◆ WHAT IS NEEDED
Without the pictures, can you quote each line below exactly?

◆ EXERCISE INPUTS
################

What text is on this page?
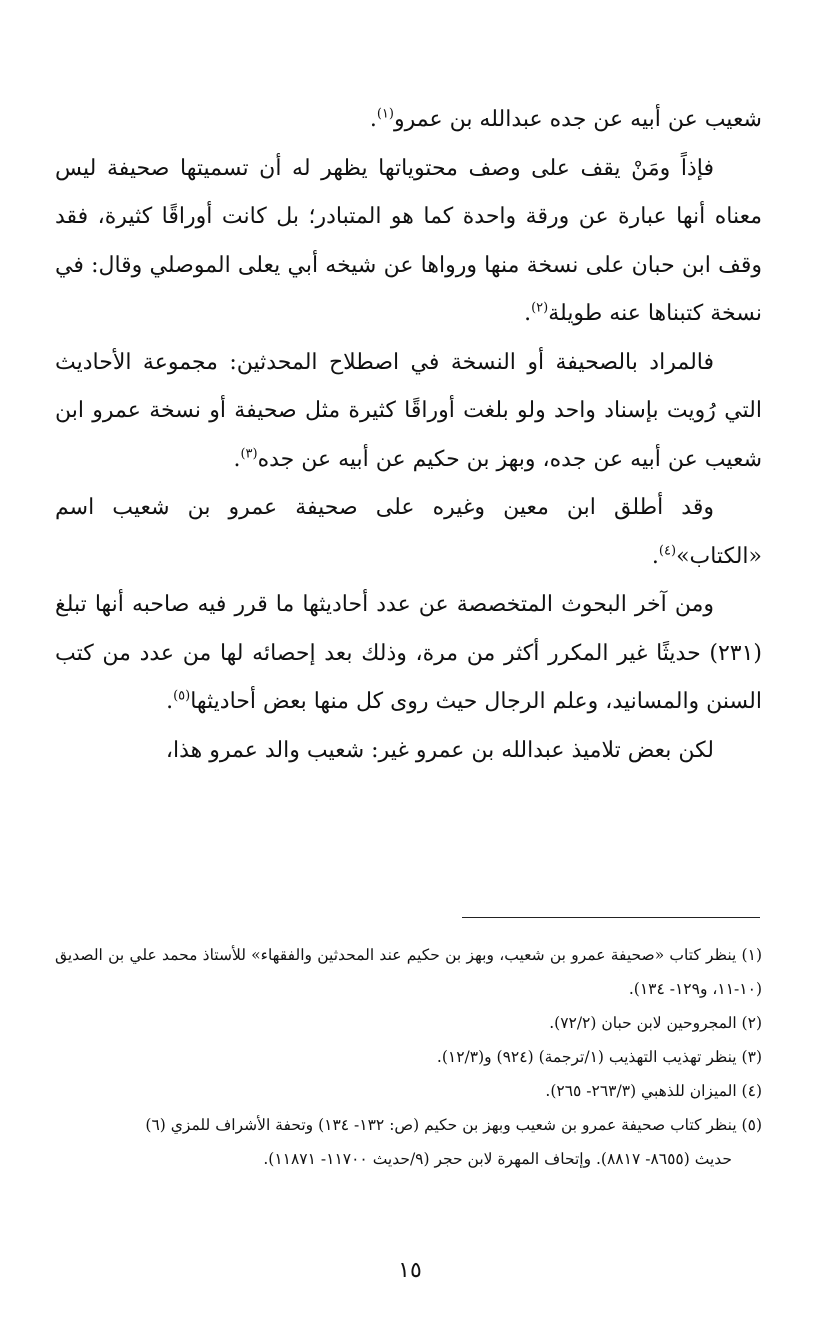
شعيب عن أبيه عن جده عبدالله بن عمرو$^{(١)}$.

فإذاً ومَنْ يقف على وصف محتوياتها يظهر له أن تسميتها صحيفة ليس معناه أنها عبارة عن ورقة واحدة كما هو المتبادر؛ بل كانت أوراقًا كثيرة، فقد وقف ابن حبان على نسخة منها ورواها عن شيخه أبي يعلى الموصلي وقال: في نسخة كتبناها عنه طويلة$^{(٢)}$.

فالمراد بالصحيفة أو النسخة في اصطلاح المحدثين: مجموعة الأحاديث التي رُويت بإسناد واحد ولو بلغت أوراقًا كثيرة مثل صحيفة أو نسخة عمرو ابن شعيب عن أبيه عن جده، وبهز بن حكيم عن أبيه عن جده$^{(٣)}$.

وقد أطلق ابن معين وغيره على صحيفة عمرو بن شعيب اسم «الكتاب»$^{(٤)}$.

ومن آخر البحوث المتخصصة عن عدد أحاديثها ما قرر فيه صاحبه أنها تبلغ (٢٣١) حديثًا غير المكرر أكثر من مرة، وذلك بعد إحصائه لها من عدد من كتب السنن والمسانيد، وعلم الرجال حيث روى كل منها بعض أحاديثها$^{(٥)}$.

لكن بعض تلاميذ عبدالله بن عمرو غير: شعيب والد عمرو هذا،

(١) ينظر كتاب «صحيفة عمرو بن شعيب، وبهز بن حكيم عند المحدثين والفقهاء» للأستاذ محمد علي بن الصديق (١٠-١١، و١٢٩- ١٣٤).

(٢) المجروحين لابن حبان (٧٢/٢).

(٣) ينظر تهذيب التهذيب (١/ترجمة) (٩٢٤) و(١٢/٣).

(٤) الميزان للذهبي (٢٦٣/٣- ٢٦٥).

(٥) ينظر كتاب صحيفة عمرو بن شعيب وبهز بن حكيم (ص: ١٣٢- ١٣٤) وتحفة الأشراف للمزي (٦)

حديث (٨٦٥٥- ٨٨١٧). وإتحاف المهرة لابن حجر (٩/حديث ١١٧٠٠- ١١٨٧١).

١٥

################

◆ COMPLETED EXERCISE
What text is on this page?
شعيب عن أبيه عن جده عبدالله بن عمرو$^{(١)}$.

فإذاً ومَنْ يقف على وصف محتوياتها يظهر له أن تسميتها صحيفة ليس معناه أنها عبارة عن ورقة واحدة كما هو المتبادر؛ بل كانت أوراقًا كثيرة، فقد وقف ابن حبان على نسخة منها ورواها عن شيخه أبي يعلى الموصلي وقال: في نسخة كتبناها عنه طويلة$^{(٢)}$.

فالمراد بالصحيفة أو النسخة في اصطلاح المحدثين: مجموعة الأحاديث التي رُويت بإسناد واحد ولو بلغت أوراقًا كثيرة مثل صحيفة أو نسخة عمرو ابن شعيب عن أبيه عن جده، وبهز بن حكيم عن أبيه عن جده$^{(٣)}$.

وقد أطلق ابن معين وغيره على صحيفة عمرو بن شعيب اسم «الكتاب»$^{(٤)}$.

ومن آخر البحوث المتخصصة عن عدد أحاديثها ما قرر فيه صاحبه أنها تبلغ (٢٣١) حديثًا غير المكرر أكثر من مرة، وذلك بعد إحصائه لها من عدد من كتب السنن والمسانيد، وعلم الرجال حيث روى كل منها بعض أحاديثها$^{(٥)}$.

لكن بعض تلاميذ عبدالله بن عمرو غير: شعيب والد عمرو هذا،

(١) ينظر كتاب «صحيفة عمرو بن شعيب، وبهز بن حكيم عند المحدثين والفقهاء» للأستاذ محمد علي بن الصديق (١٠-١١، و١٢٩- ١٣٤).

(٢) المجروحين لابن حبان (٧٢/٢).

(٣) ينظر تهذيب التهذيب (١/ترجمة) (٩٢٤) و(١٢/٣).

(٤) الميزان للذهبي (٢٦٣/٣- ٢٦٥).

(٥) ينظر كتاب صحيفة عمرو بن شعيب وبهز بن حكيم (ص: ١٣٢- ١٣٤) وتحفة الأشراف للمزي (٦)

حديث (٨٦٥٥- ٨٨١٧). وإتحاف المهرة لابن حجر (٩/حديث ١١٧٠٠- ١١٨٧١).

١٥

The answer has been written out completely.